Directive> Transcribe the listing word for word.

Entries>
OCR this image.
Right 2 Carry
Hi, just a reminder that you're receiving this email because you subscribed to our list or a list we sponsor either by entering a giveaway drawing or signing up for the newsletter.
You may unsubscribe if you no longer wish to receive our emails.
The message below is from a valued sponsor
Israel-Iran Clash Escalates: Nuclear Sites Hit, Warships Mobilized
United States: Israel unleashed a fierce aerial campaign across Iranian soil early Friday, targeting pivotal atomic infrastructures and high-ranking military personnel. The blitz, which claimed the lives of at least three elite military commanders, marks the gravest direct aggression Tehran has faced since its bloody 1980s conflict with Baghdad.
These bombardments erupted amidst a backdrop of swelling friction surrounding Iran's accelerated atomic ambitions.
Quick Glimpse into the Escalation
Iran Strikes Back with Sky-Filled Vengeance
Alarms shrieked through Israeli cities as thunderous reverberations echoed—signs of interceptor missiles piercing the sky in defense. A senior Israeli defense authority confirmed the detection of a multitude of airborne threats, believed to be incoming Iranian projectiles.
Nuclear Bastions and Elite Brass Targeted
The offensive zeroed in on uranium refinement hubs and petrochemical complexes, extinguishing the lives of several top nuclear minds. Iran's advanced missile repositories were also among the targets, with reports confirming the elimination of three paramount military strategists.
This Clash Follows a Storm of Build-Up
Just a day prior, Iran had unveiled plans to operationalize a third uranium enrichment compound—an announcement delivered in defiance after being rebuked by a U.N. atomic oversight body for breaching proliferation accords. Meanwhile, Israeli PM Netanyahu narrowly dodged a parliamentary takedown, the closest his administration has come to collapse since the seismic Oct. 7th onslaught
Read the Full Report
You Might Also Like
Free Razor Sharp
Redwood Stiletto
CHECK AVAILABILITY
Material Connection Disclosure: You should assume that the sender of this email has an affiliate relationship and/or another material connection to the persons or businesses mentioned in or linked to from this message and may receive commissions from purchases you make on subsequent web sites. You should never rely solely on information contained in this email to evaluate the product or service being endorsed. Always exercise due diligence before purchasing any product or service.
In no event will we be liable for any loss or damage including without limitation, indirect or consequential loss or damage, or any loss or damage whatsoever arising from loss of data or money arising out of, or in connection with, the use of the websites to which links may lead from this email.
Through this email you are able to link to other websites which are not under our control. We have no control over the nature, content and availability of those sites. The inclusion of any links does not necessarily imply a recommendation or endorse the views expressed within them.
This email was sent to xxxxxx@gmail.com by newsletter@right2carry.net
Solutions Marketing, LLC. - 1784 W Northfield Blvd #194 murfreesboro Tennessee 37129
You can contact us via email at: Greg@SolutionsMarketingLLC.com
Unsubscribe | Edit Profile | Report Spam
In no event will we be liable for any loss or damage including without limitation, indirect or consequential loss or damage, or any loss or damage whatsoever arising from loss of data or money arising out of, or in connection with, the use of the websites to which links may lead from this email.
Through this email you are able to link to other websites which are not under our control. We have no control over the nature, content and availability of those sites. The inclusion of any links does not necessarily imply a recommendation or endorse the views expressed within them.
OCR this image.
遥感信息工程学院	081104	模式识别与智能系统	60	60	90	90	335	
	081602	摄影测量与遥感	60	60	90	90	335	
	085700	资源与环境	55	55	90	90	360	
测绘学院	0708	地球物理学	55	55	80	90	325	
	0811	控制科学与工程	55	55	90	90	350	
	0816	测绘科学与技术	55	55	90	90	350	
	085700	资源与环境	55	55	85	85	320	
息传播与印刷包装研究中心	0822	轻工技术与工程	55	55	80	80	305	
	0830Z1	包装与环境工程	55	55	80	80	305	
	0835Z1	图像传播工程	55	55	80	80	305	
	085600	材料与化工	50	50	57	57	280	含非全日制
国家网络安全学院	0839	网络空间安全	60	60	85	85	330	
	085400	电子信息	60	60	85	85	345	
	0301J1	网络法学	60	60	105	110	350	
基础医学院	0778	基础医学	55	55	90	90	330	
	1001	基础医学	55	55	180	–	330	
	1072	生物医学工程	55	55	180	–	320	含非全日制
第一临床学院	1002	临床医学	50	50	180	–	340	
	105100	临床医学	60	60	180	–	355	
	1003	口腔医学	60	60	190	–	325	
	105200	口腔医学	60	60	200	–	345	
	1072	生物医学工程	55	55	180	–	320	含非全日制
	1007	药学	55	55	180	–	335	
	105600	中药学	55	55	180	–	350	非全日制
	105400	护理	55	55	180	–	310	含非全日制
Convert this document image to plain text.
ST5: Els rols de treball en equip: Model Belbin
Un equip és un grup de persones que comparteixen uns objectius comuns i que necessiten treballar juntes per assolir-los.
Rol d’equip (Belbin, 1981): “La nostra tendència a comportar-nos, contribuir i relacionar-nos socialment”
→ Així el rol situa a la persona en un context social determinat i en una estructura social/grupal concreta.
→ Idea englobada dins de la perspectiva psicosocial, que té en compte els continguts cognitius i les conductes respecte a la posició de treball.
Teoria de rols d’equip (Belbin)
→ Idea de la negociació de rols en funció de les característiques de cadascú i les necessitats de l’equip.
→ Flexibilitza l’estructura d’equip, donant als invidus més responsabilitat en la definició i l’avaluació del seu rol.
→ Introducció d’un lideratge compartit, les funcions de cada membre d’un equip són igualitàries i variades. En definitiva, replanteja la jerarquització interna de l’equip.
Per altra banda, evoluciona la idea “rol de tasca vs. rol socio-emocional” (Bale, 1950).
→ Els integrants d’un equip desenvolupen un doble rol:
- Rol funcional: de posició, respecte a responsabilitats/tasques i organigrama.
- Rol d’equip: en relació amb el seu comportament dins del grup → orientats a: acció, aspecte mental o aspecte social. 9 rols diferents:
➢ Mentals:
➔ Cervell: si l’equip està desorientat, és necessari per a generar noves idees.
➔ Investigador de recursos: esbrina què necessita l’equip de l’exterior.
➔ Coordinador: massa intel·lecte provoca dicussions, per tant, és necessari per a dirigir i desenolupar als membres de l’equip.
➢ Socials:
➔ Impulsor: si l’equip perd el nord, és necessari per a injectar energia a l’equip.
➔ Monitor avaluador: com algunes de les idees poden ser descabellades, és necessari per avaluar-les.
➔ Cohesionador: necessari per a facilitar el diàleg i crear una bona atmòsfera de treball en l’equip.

Exercise response>
OCR this image.
Right 2 Carry
Hi, just a reminder that you're receiving this email because you subscribed to our list or a list we sponsor either by entering a giveaway drawing or signing up for the newsletter.
You may unsubscribe if you no longer wish to receive our emails.
The message below is from a valued sponsor
Israel-Iran Clash Escalates: Nuclear Sites Hit, Warships Mobilized
United States: Israel unleashed a fierce aerial campaign across Iranian soil early Friday, targeting pivotal atomic infrastructures and high-ranking military personnel. The blitz, which claimed the lives of at least three elite military commanders, marks the gravest direct aggression Tehran has faced since its bloody 1980s conflict with Baghdad.
These bombardments erupted amidst a backdrop of swelling friction surrounding Iran's accelerated atomic ambitions.
Quick Glimpse into the Escalation
Iran Strikes Back with Sky-Filled Vengeance
Alarms shrieked through Israeli cities as thunderous reverberations echoed—signs of interceptor missiles piercing the sky in defense. A senior Israeli defense authority confirmed the detection of a multitude of airborne threats, believed to be incoming Iranian projectiles.
Nuclear Bastions and Elite Brass Targeted
The offensive zeroed in on uranium refinement hubs and petrochemical complexes, extinguishing the lives of several top nuclear minds. Iran's advanced missile repositories were also among the targets, with reports confirming the elimination of three paramount military strategists.
This Clash Follows a Storm of Build-Up
Just a day prior, Iran had unveiled plans to operationalize a third uranium enrichment compound—an announcement delivered in defiance after being rebuked by a U.N. atomic oversight body for breaching proliferation accords. Meanwhile, Israeli PM Netanyahu narrowly dodged a parliamentary takedown, the closest his administration has come to collapse since the seismic Oct. 7th onslaught
Read the Full Report
You Might Also Like
Free Razor Sharp
Redwood Stiletto
CHECK AVAILABILITY
Material Connection Disclosure: You should assume that the sender of this email has an affiliate relationship and/or another material connection to the persons or businesses mentioned in or linked to from this message and may receive commissions from purchases you make on subsequent web sites. You should never rely solely on information contained in this email to evaluate the product or service being endorsed. Always exercise due diligence before purchasing any product or service.
In no event will we be liable for any loss or damage including without limitation, indirect or consequential loss or damage, or any loss or damage whatsoever arising from loss of data or money arising out of, or in connection with, the use of the websites to which links may lead from this email.
Through this email you are able to link to other websites which are not under our control. We have no control over the nature, content and availability of those sites. The inclusion of any links does not necessarily imply a recommendation or endorse the views expressed within them.
This email was sent to xxxxxx@gmail.com by newsletter@right2carry.net
Solutions Marketing, LLC. - 1784 W Northfield Blvd #194 murfreesboro Tennessee 37129
You can contact us via email at: Greg@SolutionsMarketingLLC.com
Unsubscribe | Edit Profile | Report Spam
In no event will we be liable for any loss or damage including without limitation, indirect or consequential loss or damage, or any loss or damage whatsoever arising from loss of data or money arising out of, or in connection with, the use of the websites to which links may lead from this email.
Through this email you are able to link to other websites which are not under our control. We have no control over the nature, content and availability of those sites. The inclusion of any links does not necessarily imply a recommendation or endorse the views expressed within them.
OCR this image.
遥感信息工程学院	081104	模式识别与智能系统	60	60	90	90	335	
	081602	摄影测量与遥感	60	60	90	90	335	
	085700	资源与环境	55	55	90	90	360	
测绘学院	0708	地球物理学	55	55	80	90	325	
	0811	控制科学与工程	55	55	90	90	350	
	0816	测绘科学与技术	55	55	90	90	350	
	085700	资源与环境	55	55	85	85	320	
息传播与印刷包装研究中心	0822	轻工技术与工程	55	55	80	80	305	
	0830Z1	包装与环境工程	55	55	80	80	305	
	0835Z1	图像传播工程	55	55	80	80	305	
	085600	材料与化工	50	50	57	57	280	含非全日制
国家网络安全学院	0839	网络空间安全	60	60	85	85	330	
	085400	电子信息	60	60	85	85	345	
	0301J1	网络法学	60	60	105	110	350	
基础医学院	0778	基础医学	55	55	90	90	330	
	1001	基础医学	55	55	180	–	330	
	1072	生物医学工程	55	55	180	–	320	含非全日制
第一临床学院	1002	临床医学	50	50	180	–	340	
	105100	临床医学	60	60	180	–	355	
	1003	口腔医学	60	60	190	–	325	
	105200	口腔医学	60	60	200	–	345	
	1072	生物医学工程	55	55	180	–	320	含非全日制
	1007	药学	55	55	180	–	335	
	105600	中药学	55	55	180	–	350	非全日制
	105400	护理	55	55	180	–	310	含非全日制
Convert this document image to plain text.
ST5: Els rols de treball en equip: Model Belbin
Un equip és un grup de persones que comparteixen uns objectius comuns i que necessiten treballar juntes per assolir-los.
Rol d’equip (Belbin, 1981): “La nostra tendència a comportar-nos, contribuir i relacionar-nos socialment”
→ Així el rol situa a la persona en un context social determinat i en una estructura social/grupal concreta.
→ Idea englobada dins de la perspectiva psicosocial, que té en compte els continguts cognitius i les conductes respecte a la posició de treball.
Teoria de rols d’equip (Belbin)
→ Idea de la negociació de rols en funció de les característiques de cadascú i les necessitats de l’equip.
→ Flexibilitza l’estructura d’equip, donant als invidus més responsabilitat en la definició i l’avaluació del seu rol.
→ Introducció d’un lideratge compartit, les funcions de cada membre d’un equip són igualitàries i variades. En definitiva, replanteja la jerarquització interna de l’equip.
Per altra banda, evoluciona la idea “rol de tasca vs. rol socio-emocional” (Bale, 1950).
→ Els integrants d’un equip desenvolupen un doble rol:
- Rol funcional: de posició, respecte a responsabilitats/tasques i organigrama.
- Rol d’equip: en relació amb el seu comportament dins del grup → orientats a: acció, aspecte mental o aspecte social. 9 rols diferents:
➢ Mentals:
➔ Cervell: si l’equip està desorientat, és necessari per a generar noves idees.
➔ Investigador de recursos: esbrina què necessita l’equip de l’exterior.
➔ Coordinador: massa intel·lecte provoca dicussions, per tant, és necessari per a dirigir i desenolupar als membres de l’equip.
➢ Socials:
➔ Impulsor: si l’equip perd el nord, és necessari per a injectar energia a l’equip.
➔ Monitor avaluador: com algunes de les idees poden ser descabellades, és necessari per avaluar-les.
➔ Cohesionador: necessari per a facilitar el diàleg i crear una bona atmòsfera de treball en l’equip.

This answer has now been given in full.